## Task to complete:
Type every record exactly as it appears.

## Stored data:

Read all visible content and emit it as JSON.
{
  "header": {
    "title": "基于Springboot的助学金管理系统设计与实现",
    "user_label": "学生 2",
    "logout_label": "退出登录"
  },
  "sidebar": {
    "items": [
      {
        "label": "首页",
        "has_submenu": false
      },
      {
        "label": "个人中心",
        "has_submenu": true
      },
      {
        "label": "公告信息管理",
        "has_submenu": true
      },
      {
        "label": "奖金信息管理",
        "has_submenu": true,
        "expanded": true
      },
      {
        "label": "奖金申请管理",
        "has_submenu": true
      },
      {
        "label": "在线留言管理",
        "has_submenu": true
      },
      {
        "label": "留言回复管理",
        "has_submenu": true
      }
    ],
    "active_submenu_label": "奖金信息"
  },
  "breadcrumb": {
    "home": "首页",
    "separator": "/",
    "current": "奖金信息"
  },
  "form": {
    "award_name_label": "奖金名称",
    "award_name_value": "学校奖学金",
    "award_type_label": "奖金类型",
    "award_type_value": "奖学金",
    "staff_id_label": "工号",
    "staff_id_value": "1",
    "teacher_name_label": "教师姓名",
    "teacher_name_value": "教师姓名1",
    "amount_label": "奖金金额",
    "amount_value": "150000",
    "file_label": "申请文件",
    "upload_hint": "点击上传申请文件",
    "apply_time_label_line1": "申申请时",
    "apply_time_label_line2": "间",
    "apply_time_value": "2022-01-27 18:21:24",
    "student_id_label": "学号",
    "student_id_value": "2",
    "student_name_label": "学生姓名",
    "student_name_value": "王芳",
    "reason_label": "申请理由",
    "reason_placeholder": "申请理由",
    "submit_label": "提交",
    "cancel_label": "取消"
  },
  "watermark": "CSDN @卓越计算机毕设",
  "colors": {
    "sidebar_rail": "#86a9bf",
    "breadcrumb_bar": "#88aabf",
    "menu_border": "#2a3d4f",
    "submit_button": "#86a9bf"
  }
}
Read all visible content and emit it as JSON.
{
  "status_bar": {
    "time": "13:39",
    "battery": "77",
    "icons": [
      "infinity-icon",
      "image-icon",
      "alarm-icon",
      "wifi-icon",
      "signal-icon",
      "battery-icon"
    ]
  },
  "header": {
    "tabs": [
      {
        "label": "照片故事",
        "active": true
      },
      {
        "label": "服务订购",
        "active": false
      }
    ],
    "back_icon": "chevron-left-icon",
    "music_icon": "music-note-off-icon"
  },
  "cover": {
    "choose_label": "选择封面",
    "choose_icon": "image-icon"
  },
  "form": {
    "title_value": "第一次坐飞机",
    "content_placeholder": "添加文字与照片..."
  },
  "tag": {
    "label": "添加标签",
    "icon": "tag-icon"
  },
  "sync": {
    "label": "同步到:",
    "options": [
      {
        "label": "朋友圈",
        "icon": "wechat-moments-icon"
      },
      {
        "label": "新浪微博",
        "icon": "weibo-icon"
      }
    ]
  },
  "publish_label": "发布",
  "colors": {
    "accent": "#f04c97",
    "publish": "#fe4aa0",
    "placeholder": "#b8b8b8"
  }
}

## Answer to the problem:
Read all visible content and emit it as JSON.
{
  "header": {
    "title": "基于Springboot的助学金管理系统设计与实现",
    "user_label": "学生 2",
    "logout_label": "退出登录"
  },
  "sidebar": {
    "items": [
      {
        "label": "首页",
        "has_submenu": false
      },
      {
        "label": "个人中心",
        "has_submenu": true
      },
      {
        "label": "公告信息管理",
        "has_submenu": true
      },
      {
        "label": "奖金信息管理",
        "has_submenu": true,
        "expanded": true
      },
      {
        "label": "奖金申请管理",
        "has_submenu": true
      },
      {
        "label": "在线留言管理",
        "has_submenu": true
      },
      {
        "label": "留言回复管理",
        "has_submenu": true
      }
    ],
    "active_submenu_label": "奖金信息"
  },
  "breadcrumb": {
    "home": "首页",
    "separator": "/",
    "current": "奖金信息"
  },
  "form": {
    "award_name_label": "奖金名称",
    "award_name_value": "学校奖学金",
    "award_type_label": "奖金类型",
    "award_type_value": "奖学金",
    "staff_id_label": "工号",
    "staff_id_value": "1",
    "teacher_name_label": "教师姓名",
    "teacher_name_value": "教师姓名1",
    "amount_label": "奖金金额",
    "amount_value": "150000",
    "file_label": "申请文件",
    "upload_hint": "点击上传申请文件",
    "apply_time_label_line1": "申申请时",
    "apply_time_label_line2": "间",
    "apply_time_value": "2022-01-27 18:21:24",
    "student_id_label": "学号",
    "student_id_value": "2",
    "student_name_label": "学生姓名",
    "student_name_value": "王芳",
    "reason_label": "申请理由",
    "reason_placeholder": "申请理由",
    "submit_label": "提交",
    "cancel_label": "取消"
  },
  "watermark": "CSDN @卓越计算机毕设",
  "colors": {
    "sidebar_rail": "#86a9bf",
    "breadcrumb_bar": "#88aabf",
    "menu_border": "#2a3d4f",
    "submit_button": "#86a9bf"
  }
}
Read all visible content and emit it as JSON.
{
  "status_bar": {
    "time": "13:39",
    "battery": "77",
    "icons": [
      "infinity-icon",
      "image-icon",
      "alarm-icon",
      "wifi-icon",
      "signal-icon",
      "battery-icon"
    ]
  },
  "header": {
    "tabs": [
      {
        "label": "照片故事",
        "active": true
      },
      {
        "label": "服务订购",
        "active": false
      }
    ],
    "back_icon": "chevron-left-icon",
    "music_icon": "music-note-off-icon"
  },
  "cover": {
    "choose_label": "选择封面",
    "choose_icon": "image-icon"
  },
  "form": {
    "title_value": "第一次坐飞机",
    "content_placeholder": "添加文字与照片..."
  },
  "tag": {
    "label": "添加标签",
    "icon": "tag-icon"
  },
  "sync": {
    "label": "同步到:",
    "options": [
      {
        "label": "朋友圈",
        "icon": "wechat-moments-icon"
      },
      {
        "label": "新浪微博",
        "icon": "weibo-icon"
      }
    ]
  },
  "publish_label": "发布",
  "colors": {
    "accent": "#f04c97",
    "publish": "#fe4aa0",
    "placeholder": "#b8b8b8"
  }
}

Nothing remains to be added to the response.